%%

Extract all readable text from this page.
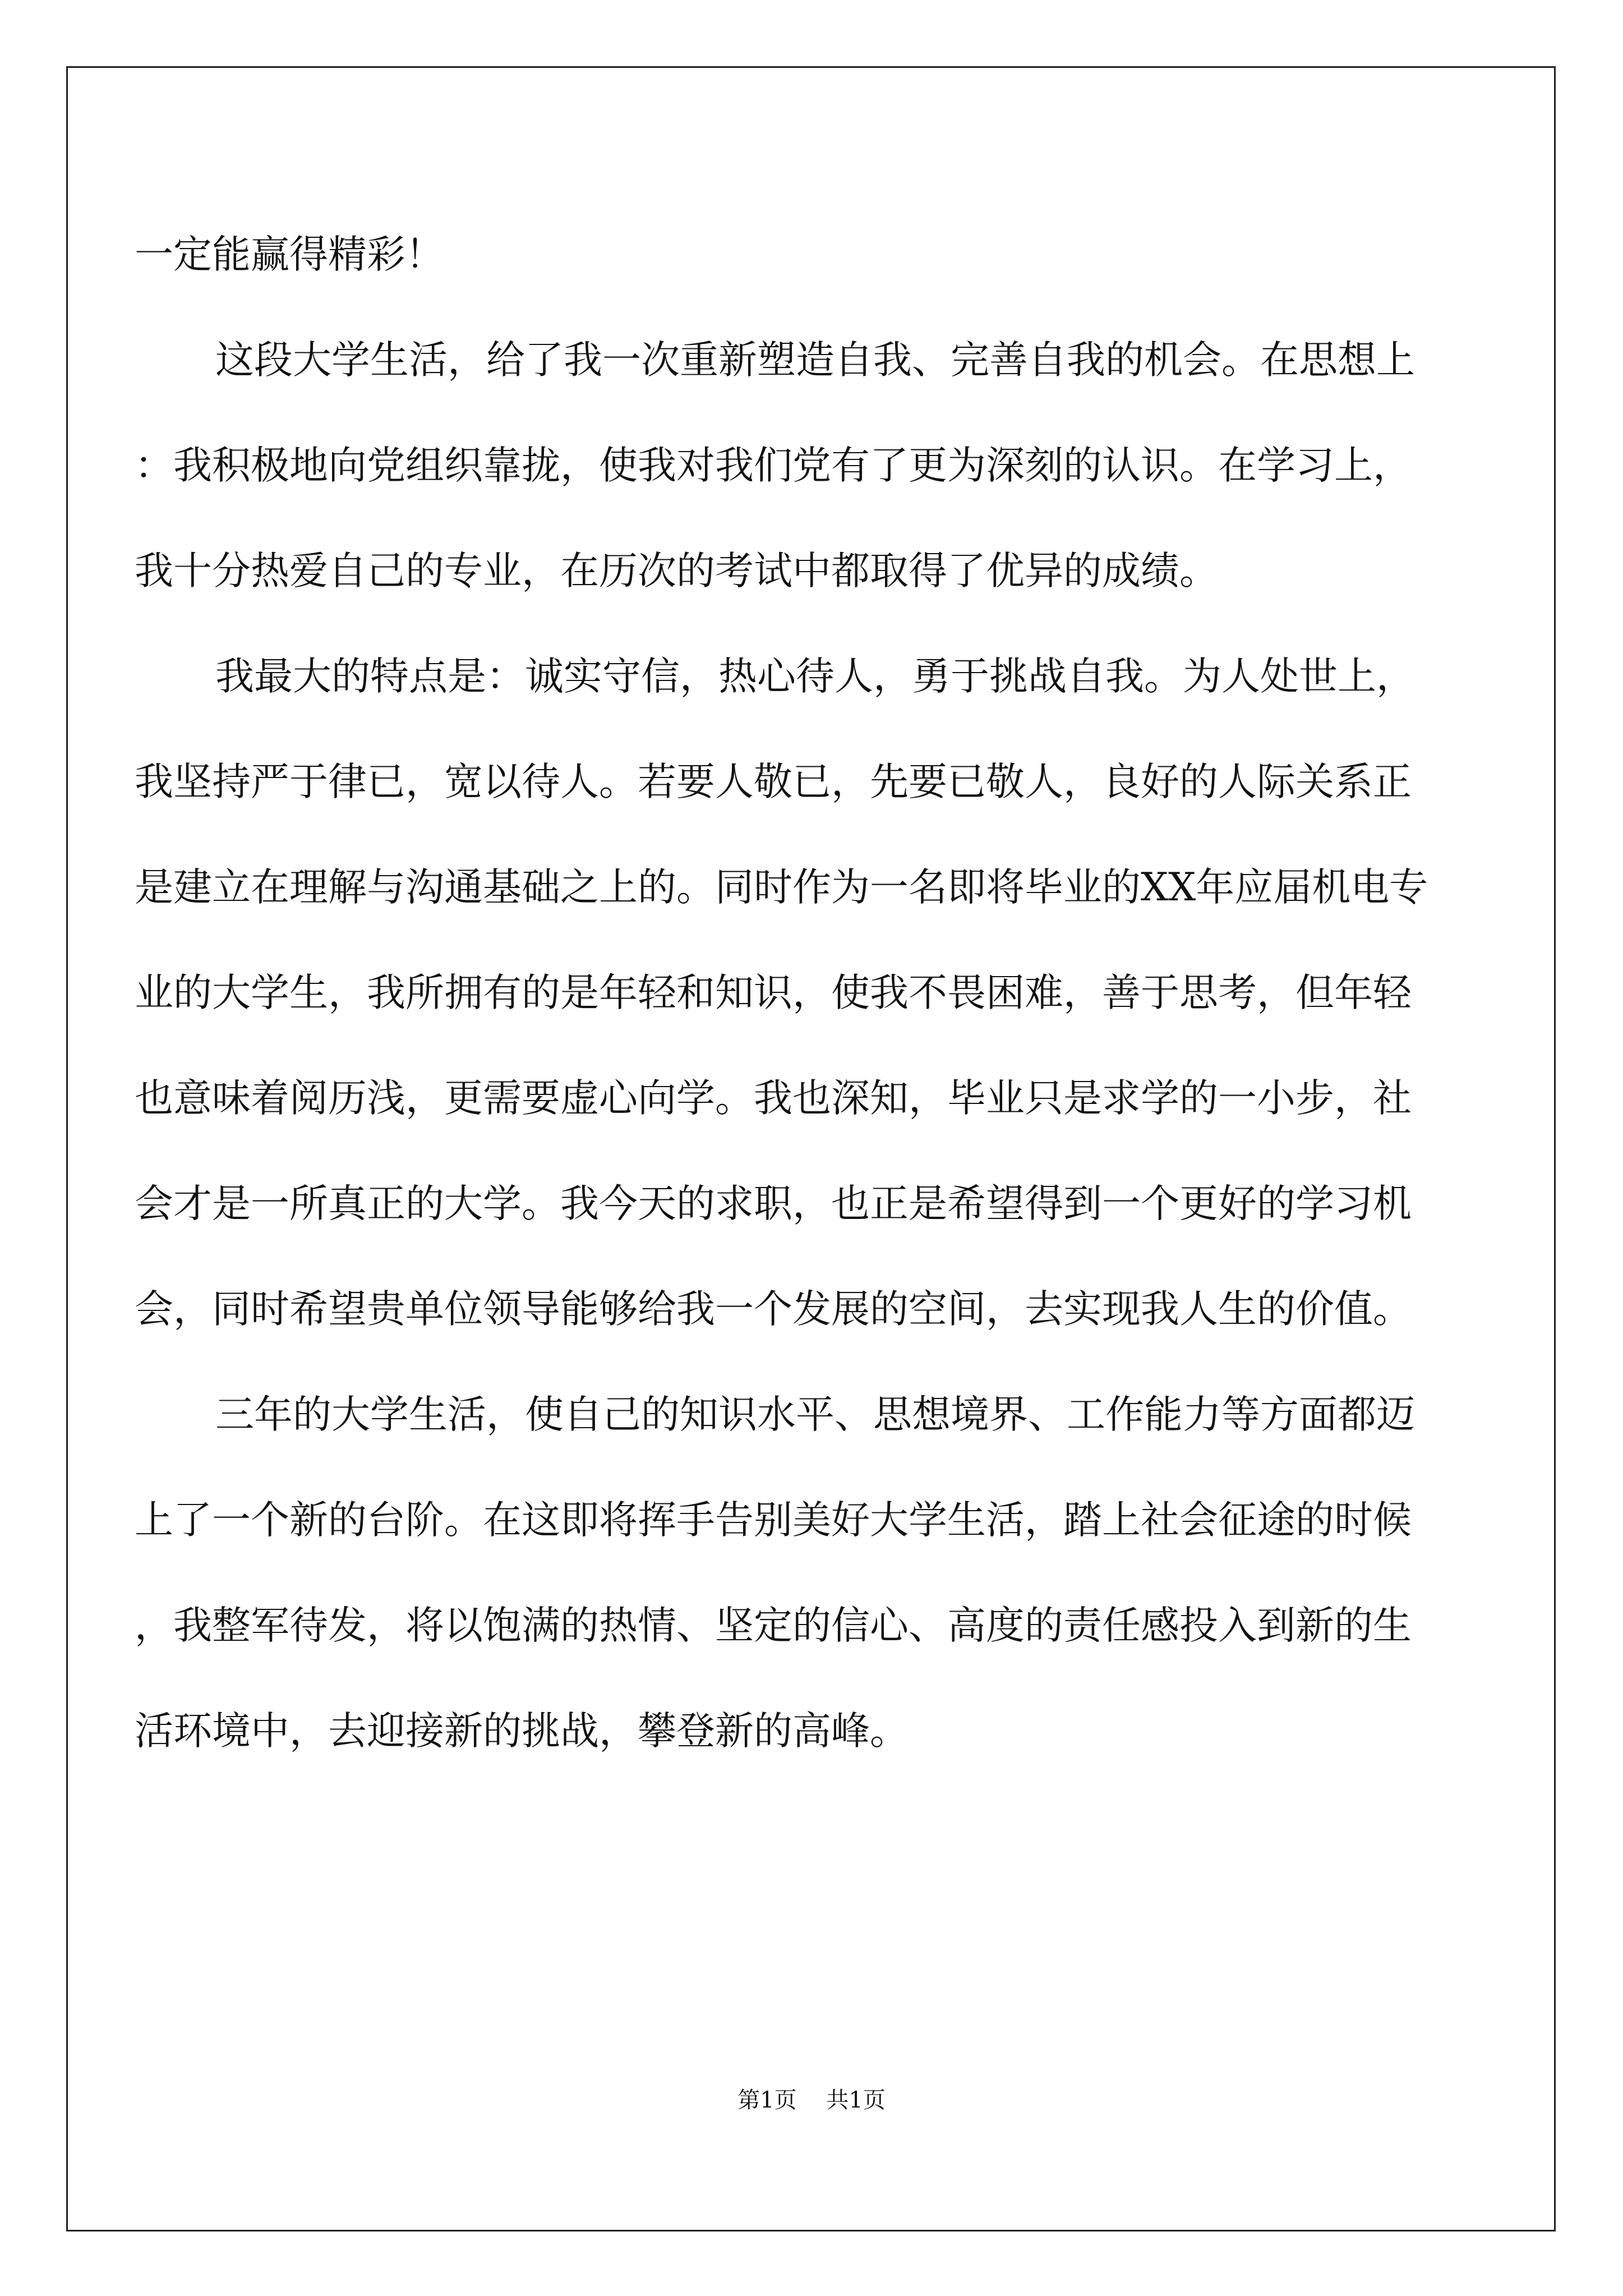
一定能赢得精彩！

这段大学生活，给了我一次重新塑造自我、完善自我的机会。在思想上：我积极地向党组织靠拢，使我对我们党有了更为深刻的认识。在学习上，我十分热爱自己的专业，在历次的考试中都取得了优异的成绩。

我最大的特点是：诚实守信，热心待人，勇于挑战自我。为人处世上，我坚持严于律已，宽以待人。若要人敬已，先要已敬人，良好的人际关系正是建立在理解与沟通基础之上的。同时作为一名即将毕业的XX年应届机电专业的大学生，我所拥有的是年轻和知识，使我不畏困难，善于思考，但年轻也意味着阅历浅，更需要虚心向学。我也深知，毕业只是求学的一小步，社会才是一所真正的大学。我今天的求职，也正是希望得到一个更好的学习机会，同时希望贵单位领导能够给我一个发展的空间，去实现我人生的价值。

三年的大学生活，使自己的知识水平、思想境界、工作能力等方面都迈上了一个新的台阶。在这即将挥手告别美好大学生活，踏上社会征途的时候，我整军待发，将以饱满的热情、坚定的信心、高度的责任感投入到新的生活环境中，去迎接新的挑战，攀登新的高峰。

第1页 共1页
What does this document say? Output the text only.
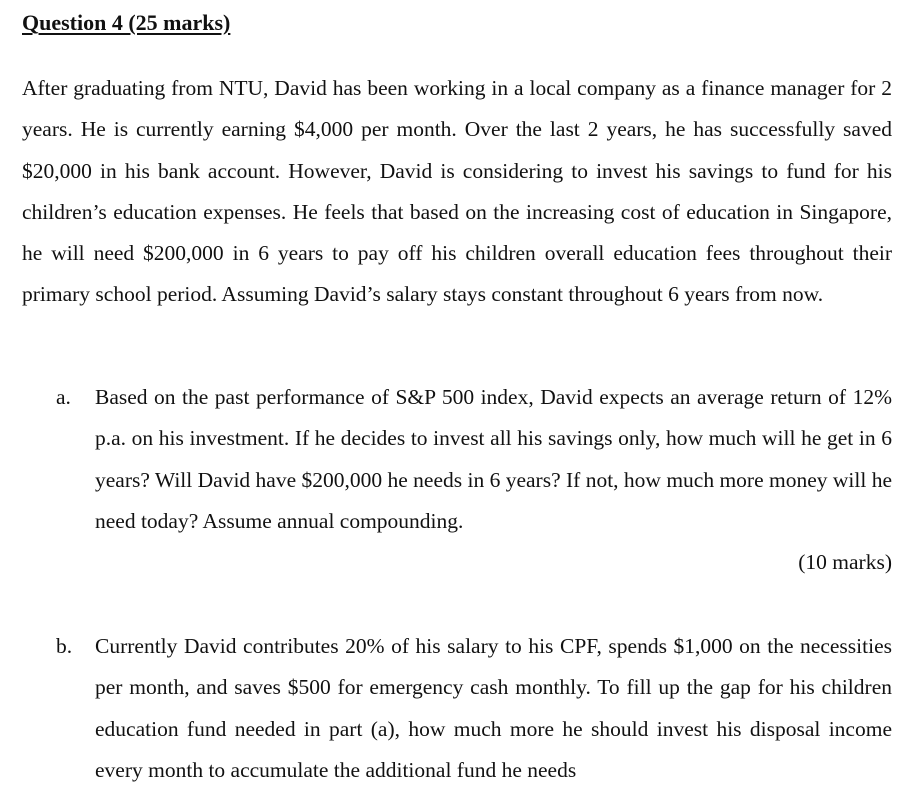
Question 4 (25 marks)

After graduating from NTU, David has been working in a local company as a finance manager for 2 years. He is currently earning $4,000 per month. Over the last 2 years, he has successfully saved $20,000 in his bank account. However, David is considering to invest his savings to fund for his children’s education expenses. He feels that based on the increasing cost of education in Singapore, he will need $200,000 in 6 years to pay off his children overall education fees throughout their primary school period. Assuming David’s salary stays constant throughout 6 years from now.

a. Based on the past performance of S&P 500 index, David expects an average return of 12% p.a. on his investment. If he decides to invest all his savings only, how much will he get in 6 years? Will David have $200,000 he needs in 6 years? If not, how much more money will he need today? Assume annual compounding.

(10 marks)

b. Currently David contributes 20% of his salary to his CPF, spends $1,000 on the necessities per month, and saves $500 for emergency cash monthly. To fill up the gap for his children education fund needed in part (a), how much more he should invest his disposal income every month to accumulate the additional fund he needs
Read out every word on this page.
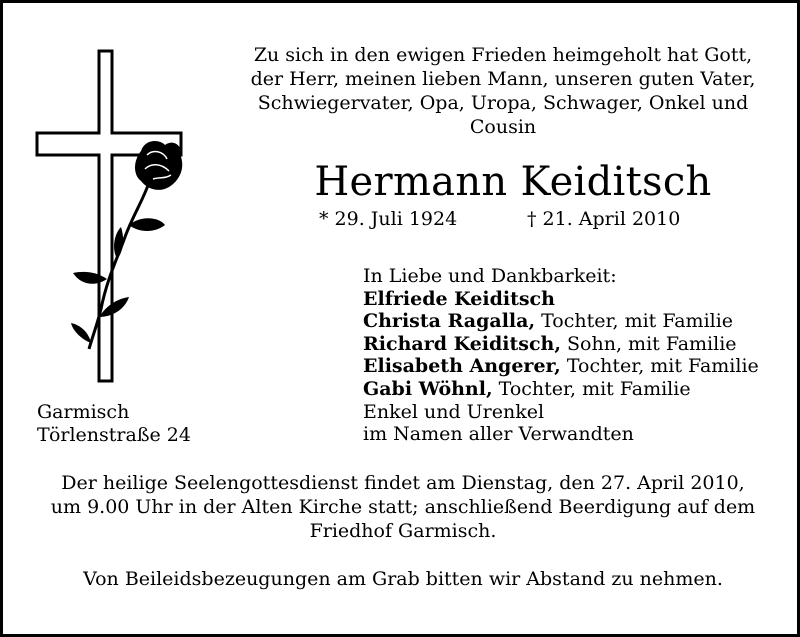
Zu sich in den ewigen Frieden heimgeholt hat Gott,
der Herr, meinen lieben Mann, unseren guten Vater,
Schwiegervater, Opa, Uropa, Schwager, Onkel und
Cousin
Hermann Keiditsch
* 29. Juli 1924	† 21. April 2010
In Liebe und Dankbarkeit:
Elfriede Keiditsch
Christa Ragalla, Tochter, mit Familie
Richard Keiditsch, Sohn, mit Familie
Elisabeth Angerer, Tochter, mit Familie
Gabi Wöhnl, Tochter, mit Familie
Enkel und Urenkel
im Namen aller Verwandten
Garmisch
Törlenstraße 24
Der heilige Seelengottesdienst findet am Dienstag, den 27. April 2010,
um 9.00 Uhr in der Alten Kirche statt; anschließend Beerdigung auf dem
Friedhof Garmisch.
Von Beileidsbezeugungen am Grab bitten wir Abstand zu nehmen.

%%

◆ Short problem
Set down every entry word for word, but omit the pictures.

◆ Exercise solution
Extract all readable text from this page.
一定能赢得精彩！

这段大学生活，给了我一次重新塑造自我、完善自我的机会。在思想上：我积极地向党组织靠拢，使我对我们党有了更为深刻的认识。在学习上，我十分热爱自己的专业，在历次的考试中都取得了优异的成绩。

我最大的特点是：诚实守信，热心待人，勇于挑战自我。为人处世上，我坚持严于律已，宽以待人。若要人敬已，先要已敬人，良好的人际关系正是建立在理解与沟通基础之上的。同时作为一名即将毕业的XX年应届机电专业的大学生，我所拥有的是年轻和知识，使我不畏困难，善于思考，但年轻也意味着阅历浅，更需要虚心向学。我也深知，毕业只是求学的一小步，社会才是一所真正的大学。我今天的求职，也正是希望得到一个更好的学习机会，同时希望贵单位领导能够给我一个发展的空间，去实现我人生的价值。

三年的大学生活，使自己的知识水平、思想境界、工作能力等方面都迈上了一个新的台阶。在这即将挥手告别美好大学生活，踏上社会征途的时候，我整军待发，将以饱满的热情、坚定的信心、高度的责任感投入到新的生活环境中，去迎接新的挑战，攀登新的高峰。

第1页 共1页
What does this document say? Output the text only.
Question 4 (25 marks)

After graduating from NTU, David has been working in a local company as a finance manager for 2 years. He is currently earning $4,000 per month. Over the last 2 years, he has successfully saved $20,000 in his bank account. However, David is considering to invest his savings to fund for his children’s education expenses. He feels that based on the increasing cost of education in Singapore, he will need $200,000 in 6 years to pay off his children overall education fees throughout their primary school period. Assuming David’s salary stays constant throughout 6 years from now.

a. Based on the past performance of S&P 500 index, David expects an average return of 12% p.a. on his investment. If he decides to invest all his savings only, how much will he get in 6 years? Will David have $200,000 he needs in 6 years? If not, how much more money will he need today? Assume annual compounding.

(10 marks)

b. Currently David contributes 20% of his salary to his CPF, spends $1,000 on the necessities per month, and saves $500 for emergency cash monthly. To fill up the gap for his children education fund needed in part (a), how much more he should invest his disposal income every month to accumulate the additional fund he needs
Read out every word on this page.
Zu sich in den ewigen Frieden heimgeholt hat Gott,
der Herr, meinen lieben Mann, unseren guten Vater,
Schwiegervater, Opa, Uropa, Schwager, Onkel und
Cousin
Hermann Keiditsch
* 29. Juli 1924	† 21. April 2010
In Liebe und Dankbarkeit:
Elfriede Keiditsch
Christa Ragalla, Tochter, mit Familie
Richard Keiditsch, Sohn, mit Familie
Elisabeth Angerer, Tochter, mit Familie
Gabi Wöhnl, Tochter, mit Familie
Enkel und Urenkel
im Namen aller Verwandten
Garmisch
Törlenstraße 24
Der heilige Seelengottesdienst findet am Dienstag, den 27. April 2010,
um 9.00 Uhr in der Alten Kirche statt; anschließend Beerdigung auf dem
Friedhof Garmisch.
Von Beileidsbezeugungen am Grab bitten wir Abstand zu nehmen.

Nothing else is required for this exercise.